··· Dataset extract
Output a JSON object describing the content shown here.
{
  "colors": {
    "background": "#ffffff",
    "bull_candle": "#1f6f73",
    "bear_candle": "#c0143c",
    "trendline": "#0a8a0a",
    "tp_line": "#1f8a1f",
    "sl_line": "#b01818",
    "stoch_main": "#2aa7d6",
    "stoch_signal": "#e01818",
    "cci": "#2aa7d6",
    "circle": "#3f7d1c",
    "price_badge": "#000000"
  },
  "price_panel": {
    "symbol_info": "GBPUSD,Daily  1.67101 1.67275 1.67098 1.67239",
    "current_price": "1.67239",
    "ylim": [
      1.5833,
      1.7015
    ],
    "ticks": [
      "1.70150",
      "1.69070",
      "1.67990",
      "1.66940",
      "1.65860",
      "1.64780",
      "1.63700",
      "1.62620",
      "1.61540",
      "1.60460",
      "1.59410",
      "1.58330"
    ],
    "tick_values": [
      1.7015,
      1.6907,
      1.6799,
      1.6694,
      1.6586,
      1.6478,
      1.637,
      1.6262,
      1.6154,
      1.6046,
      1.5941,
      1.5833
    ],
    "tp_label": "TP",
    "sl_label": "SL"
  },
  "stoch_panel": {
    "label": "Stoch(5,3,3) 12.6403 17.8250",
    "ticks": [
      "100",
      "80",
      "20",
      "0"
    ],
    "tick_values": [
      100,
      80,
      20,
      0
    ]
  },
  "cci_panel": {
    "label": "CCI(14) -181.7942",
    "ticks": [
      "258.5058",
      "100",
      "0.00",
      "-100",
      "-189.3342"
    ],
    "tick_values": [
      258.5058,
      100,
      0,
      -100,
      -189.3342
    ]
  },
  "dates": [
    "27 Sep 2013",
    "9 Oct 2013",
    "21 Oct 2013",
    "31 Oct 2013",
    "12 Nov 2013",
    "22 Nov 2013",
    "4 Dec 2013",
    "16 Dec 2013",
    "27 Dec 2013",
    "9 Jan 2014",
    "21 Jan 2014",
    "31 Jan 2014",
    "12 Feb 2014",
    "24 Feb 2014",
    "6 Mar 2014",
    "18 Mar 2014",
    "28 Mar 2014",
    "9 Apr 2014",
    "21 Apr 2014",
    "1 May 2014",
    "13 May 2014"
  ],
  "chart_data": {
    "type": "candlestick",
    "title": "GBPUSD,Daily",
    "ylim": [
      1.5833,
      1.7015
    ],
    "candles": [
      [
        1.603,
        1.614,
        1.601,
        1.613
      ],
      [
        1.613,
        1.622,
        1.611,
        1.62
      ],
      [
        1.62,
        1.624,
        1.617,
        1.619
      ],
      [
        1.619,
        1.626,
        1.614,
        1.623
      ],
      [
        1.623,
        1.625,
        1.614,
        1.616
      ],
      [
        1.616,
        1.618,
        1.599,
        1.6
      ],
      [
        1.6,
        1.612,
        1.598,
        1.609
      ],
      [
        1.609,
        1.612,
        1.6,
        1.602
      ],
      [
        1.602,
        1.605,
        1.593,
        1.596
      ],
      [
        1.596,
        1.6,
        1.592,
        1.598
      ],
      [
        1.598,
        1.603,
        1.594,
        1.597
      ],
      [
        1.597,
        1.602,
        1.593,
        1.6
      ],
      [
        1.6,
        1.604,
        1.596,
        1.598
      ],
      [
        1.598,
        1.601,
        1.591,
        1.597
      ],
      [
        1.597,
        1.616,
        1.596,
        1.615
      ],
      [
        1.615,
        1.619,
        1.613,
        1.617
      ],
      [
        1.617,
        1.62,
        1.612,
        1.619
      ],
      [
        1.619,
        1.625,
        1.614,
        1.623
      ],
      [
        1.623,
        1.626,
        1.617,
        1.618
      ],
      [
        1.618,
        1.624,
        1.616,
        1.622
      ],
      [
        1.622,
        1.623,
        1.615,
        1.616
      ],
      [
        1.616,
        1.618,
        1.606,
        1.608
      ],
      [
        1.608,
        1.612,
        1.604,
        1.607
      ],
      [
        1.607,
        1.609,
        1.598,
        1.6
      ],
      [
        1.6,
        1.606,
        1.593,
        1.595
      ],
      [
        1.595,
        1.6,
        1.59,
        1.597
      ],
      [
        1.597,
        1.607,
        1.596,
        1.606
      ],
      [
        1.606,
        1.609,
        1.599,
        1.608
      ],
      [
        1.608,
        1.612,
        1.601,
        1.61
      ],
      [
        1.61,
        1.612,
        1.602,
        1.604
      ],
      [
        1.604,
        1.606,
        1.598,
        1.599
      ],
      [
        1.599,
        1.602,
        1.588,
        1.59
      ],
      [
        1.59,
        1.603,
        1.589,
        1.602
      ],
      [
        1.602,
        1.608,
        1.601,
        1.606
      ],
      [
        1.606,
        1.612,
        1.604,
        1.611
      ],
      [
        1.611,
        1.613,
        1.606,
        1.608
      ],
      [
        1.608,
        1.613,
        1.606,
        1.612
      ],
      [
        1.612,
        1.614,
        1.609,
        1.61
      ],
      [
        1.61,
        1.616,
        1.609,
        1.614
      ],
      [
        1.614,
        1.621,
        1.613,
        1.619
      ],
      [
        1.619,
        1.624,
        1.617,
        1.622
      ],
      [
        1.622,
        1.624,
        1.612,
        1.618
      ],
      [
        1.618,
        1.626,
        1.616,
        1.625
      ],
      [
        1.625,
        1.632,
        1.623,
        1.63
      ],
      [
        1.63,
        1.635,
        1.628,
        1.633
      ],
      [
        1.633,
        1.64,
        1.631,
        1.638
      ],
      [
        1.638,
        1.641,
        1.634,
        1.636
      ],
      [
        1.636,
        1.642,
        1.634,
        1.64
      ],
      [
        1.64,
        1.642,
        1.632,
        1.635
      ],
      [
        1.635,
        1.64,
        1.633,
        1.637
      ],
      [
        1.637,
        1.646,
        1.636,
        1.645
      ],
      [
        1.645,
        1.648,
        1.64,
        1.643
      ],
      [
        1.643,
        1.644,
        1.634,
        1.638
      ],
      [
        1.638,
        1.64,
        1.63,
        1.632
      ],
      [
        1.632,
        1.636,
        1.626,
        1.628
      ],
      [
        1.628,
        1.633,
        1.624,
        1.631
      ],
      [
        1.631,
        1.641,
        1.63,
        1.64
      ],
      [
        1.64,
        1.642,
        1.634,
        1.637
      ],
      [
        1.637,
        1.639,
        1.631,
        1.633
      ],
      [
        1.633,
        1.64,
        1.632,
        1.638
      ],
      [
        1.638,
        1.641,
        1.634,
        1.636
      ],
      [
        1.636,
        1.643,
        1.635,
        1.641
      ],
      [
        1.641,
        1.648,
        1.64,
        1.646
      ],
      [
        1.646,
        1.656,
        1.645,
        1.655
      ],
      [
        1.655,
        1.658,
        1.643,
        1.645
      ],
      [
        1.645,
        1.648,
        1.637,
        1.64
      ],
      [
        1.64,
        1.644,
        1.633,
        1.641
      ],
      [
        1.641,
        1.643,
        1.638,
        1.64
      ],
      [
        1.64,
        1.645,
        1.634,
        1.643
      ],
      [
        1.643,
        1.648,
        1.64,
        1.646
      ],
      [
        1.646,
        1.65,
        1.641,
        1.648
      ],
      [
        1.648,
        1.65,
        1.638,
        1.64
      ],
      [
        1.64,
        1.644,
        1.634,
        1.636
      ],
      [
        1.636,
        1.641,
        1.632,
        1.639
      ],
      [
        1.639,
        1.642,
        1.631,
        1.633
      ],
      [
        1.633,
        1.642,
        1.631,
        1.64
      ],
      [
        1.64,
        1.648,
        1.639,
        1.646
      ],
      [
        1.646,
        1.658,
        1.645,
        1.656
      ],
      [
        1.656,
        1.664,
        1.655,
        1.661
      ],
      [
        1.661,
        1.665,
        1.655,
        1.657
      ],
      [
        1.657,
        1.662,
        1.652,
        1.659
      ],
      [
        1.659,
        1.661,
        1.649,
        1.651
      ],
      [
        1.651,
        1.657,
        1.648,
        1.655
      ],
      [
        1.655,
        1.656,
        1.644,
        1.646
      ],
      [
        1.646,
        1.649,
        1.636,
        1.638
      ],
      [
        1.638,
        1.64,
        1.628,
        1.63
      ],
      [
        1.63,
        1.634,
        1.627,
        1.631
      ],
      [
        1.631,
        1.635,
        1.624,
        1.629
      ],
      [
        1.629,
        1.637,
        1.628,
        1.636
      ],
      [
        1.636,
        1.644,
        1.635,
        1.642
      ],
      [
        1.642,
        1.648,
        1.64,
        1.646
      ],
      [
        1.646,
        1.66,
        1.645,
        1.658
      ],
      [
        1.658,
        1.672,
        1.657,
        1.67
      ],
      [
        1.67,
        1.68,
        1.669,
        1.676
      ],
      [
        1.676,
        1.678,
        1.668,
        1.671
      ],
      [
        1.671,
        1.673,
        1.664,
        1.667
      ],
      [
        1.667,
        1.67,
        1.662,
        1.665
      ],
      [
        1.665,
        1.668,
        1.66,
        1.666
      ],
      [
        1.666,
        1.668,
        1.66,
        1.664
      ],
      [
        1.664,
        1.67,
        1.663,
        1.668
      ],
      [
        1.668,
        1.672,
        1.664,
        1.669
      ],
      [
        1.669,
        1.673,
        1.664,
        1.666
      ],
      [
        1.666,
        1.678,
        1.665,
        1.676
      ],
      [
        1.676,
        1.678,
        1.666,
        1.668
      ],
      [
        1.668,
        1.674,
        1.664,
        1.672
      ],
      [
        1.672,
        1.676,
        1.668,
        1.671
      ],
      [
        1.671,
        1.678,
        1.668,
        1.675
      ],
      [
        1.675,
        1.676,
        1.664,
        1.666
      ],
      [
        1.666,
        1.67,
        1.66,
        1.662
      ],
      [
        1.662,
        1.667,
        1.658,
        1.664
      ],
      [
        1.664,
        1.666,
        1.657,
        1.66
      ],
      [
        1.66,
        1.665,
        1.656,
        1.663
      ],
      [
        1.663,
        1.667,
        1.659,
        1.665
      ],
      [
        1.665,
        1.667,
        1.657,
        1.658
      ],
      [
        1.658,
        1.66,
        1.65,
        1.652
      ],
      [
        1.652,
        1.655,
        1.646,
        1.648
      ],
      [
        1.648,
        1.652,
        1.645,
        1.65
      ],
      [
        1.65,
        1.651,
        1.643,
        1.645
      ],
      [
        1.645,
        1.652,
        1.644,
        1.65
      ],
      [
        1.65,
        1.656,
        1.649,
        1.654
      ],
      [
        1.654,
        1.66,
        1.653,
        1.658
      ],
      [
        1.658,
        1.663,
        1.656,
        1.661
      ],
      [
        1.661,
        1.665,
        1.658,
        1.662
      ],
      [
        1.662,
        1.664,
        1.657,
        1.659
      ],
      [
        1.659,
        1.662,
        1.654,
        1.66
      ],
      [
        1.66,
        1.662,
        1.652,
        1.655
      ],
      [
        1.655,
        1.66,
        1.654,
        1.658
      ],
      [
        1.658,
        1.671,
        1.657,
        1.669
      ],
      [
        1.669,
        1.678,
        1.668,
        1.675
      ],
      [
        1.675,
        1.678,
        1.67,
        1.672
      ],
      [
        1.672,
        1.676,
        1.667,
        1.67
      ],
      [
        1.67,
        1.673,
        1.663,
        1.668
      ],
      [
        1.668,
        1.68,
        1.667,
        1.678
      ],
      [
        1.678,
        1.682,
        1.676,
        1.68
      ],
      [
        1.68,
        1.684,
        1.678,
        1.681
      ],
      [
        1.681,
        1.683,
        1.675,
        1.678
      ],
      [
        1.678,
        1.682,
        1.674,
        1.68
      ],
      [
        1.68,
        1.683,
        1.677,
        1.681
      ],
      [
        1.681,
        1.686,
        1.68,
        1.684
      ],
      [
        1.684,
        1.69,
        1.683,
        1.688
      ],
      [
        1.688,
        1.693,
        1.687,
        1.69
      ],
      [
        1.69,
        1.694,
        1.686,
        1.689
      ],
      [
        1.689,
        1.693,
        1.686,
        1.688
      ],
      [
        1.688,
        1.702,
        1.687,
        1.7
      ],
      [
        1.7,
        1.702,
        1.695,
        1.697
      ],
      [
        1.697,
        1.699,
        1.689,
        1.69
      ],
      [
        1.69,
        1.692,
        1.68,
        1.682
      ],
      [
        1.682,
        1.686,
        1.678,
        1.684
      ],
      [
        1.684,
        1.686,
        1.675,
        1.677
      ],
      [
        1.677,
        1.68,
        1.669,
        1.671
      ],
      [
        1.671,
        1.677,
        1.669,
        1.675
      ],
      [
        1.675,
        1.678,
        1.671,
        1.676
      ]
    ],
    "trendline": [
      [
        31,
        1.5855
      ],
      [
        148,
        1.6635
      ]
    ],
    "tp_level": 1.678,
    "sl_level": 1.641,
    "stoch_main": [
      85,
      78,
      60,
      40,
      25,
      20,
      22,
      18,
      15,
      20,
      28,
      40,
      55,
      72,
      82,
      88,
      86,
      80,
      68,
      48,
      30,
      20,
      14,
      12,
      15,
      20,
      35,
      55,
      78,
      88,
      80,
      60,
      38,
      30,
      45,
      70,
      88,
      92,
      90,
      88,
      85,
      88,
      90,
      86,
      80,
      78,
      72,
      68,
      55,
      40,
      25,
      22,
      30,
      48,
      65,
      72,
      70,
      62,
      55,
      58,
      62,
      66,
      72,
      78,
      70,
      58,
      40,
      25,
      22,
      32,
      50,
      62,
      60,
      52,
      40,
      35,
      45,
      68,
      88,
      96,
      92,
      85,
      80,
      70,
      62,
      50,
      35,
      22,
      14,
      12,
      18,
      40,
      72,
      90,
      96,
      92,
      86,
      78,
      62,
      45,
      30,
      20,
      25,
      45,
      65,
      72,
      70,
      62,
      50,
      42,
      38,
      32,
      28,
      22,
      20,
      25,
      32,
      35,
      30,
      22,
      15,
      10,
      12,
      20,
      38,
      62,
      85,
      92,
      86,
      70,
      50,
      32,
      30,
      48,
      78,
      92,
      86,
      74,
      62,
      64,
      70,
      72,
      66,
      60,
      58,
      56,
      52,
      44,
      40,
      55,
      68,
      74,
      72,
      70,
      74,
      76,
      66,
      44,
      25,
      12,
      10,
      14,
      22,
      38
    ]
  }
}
······
Set exercise: In the listing above, how many lines include the word "Daily"? Answer with the number and nothing more.

Result of this exercise: 2